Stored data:
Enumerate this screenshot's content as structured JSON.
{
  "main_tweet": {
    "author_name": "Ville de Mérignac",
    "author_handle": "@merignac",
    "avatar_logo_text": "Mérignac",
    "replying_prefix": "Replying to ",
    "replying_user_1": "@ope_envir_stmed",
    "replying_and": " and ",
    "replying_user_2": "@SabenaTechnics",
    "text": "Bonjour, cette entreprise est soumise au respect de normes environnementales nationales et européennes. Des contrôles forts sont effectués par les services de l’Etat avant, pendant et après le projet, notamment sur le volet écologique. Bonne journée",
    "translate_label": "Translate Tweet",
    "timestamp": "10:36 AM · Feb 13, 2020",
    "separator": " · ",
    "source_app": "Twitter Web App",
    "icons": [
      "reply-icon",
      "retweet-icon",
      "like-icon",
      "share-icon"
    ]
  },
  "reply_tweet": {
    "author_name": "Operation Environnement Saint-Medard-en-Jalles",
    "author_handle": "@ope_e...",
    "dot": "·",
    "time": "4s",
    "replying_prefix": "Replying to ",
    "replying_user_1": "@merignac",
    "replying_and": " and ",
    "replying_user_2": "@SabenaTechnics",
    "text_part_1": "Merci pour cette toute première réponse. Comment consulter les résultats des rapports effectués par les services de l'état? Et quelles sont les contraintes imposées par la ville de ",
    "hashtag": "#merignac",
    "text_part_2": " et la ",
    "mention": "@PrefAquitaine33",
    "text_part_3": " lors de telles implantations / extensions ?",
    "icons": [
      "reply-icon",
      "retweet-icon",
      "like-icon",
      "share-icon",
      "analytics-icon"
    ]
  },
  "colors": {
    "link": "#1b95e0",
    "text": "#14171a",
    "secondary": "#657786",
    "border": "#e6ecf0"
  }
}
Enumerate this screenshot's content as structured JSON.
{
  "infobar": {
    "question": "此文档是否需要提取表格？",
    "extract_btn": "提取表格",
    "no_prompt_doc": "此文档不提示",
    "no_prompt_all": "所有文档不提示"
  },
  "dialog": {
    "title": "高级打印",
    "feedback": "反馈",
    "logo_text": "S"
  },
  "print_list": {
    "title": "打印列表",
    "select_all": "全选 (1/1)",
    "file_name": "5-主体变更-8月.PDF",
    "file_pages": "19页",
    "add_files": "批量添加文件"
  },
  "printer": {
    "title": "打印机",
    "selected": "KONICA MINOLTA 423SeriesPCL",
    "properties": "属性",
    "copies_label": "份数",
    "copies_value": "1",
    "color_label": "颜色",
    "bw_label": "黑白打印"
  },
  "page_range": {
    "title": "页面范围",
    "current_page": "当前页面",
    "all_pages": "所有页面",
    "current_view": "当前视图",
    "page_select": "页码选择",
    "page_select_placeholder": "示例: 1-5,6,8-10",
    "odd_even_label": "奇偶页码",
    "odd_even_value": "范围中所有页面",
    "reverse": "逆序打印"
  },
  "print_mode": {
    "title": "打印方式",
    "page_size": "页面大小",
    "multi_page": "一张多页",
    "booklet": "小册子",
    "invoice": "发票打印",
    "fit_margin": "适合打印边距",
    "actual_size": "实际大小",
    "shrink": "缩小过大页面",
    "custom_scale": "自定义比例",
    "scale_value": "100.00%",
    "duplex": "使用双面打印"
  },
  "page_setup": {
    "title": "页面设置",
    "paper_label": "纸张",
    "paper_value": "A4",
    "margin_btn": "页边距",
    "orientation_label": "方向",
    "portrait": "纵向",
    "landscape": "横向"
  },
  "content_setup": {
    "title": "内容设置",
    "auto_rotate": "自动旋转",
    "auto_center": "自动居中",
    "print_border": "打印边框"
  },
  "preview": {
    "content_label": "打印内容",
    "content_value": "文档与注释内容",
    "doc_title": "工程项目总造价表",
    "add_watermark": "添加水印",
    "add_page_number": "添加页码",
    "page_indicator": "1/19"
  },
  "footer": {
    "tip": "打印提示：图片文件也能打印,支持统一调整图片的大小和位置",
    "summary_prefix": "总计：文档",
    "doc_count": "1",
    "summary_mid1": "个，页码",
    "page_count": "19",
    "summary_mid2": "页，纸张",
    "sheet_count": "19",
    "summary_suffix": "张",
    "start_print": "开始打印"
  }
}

**Set task**
Your task is to return the full listing exactly as it was given.

**Answer to this problem**
Enumerate this screenshot's content as structured JSON.
{
  "main_tweet": {
    "author_name": "Ville de Mérignac",
    "author_handle": "@merignac",
    "avatar_logo_text": "Mérignac",
    "replying_prefix": "Replying to ",
    "replying_user_1": "@ope_envir_stmed",
    "replying_and": " and ",
    "replying_user_2": "@SabenaTechnics",
    "text": "Bonjour, cette entreprise est soumise au respect de normes environnementales nationales et européennes. Des contrôles forts sont effectués par les services de l’Etat avant, pendant et après le projet, notamment sur le volet écologique. Bonne journée",
    "translate_label": "Translate Tweet",
    "timestamp": "10:36 AM · Feb 13, 2020",
    "separator": " · ",
    "source_app": "Twitter Web App",
    "icons": [
      "reply-icon",
      "retweet-icon",
      "like-icon",
      "share-icon"
    ]
  },
  "reply_tweet": {
    "author_name": "Operation Environnement Saint-Medard-en-Jalles",
    "author_handle": "@ope_e...",
    "dot": "·",
    "time": "4s",
    "replying_prefix": "Replying to ",
    "replying_user_1": "@merignac",
    "replying_and": " and ",
    "replying_user_2": "@SabenaTechnics",
    "text_part_1": "Merci pour cette toute première réponse. Comment consulter les résultats des rapports effectués par les services de l'état? Et quelles sont les contraintes imposées par la ville de ",
    "hashtag": "#merignac",
    "text_part_2": " et la ",
    "mention": "@PrefAquitaine33",
    "text_part_3": " lors de telles implantations / extensions ?",
    "icons": [
      "reply-icon",
      "retweet-icon",
      "like-icon",
      "share-icon",
      "analytics-icon"
    ]
  },
  "colors": {
    "link": "#1b95e0",
    "text": "#14171a",
    "secondary": "#657786",
    "border": "#e6ecf0"
  }
}
Enumerate this screenshot's content as structured JSON.
{
  "infobar": {
    "question": "此文档是否需要提取表格？",
    "extract_btn": "提取表格",
    "no_prompt_doc": "此文档不提示",
    "no_prompt_all": "所有文档不提示"
  },
  "dialog": {
    "title": "高级打印",
    "feedback": "反馈",
    "logo_text": "S"
  },
  "print_list": {
    "title": "打印列表",
    "select_all": "全选 (1/1)",
    "file_name": "5-主体变更-8月.PDF",
    "file_pages": "19页",
    "add_files": "批量添加文件"
  },
  "printer": {
    "title": "打印机",
    "selected": "KONICA MINOLTA 423SeriesPCL",
    "properties": "属性",
    "copies_label": "份数",
    "copies_value": "1",
    "color_label": "颜色",
    "bw_label": "黑白打印"
  },
  "page_range": {
    "title": "页面范围",
    "current_page": "当前页面",
    "all_pages": "所有页面",
    "current_view": "当前视图",
    "page_select": "页码选择",
    "page_select_placeholder": "示例: 1-5,6,8-10",
    "odd_even_label": "奇偶页码",
    "odd_even_value": "范围中所有页面",
    "reverse": "逆序打印"
  },
  "print_mode": {
    "title": "打印方式",
    "page_size": "页面大小",
    "multi_page": "一张多页",
    "booklet": "小册子",
    "invoice": "发票打印",
    "fit_margin": "适合打印边距",
    "actual_size": "实际大小",
    "shrink": "缩小过大页面",
    "custom_scale": "自定义比例",
    "scale_value": "100.00%",
    "duplex": "使用双面打印"
  },
  "page_setup": {
    "title": "页面设置",
    "paper_label": "纸张",
    "paper_value": "A4",
    "margin_btn": "页边距",
    "orientation_label": "方向",
    "portrait": "纵向",
    "landscape": "横向"
  },
  "content_setup": {
    "title": "内容设置",
    "auto_rotate": "自动旋转",
    "auto_center": "自动居中",
    "print_border": "打印边框"
  },
  "preview": {
    "content_label": "打印内容",
    "content_value": "文档与注释内容",
    "doc_title": "工程项目总造价表",
    "add_watermark": "添加水印",
    "add_page_number": "添加页码",
    "page_indicator": "1/19"
  },
  "footer": {
    "tip": "打印提示：图片文件也能打印,支持统一调整图片的大小和位置",
    "summary_prefix": "总计：文档",
    "doc_count": "1",
    "summary_mid1": "个，页码",
    "page_count": "19",
    "summary_mid2": "页，纸张",
    "sheet_count": "19",
    "summary_suffix": "张",
    "start_print": "开始打印"
  }
}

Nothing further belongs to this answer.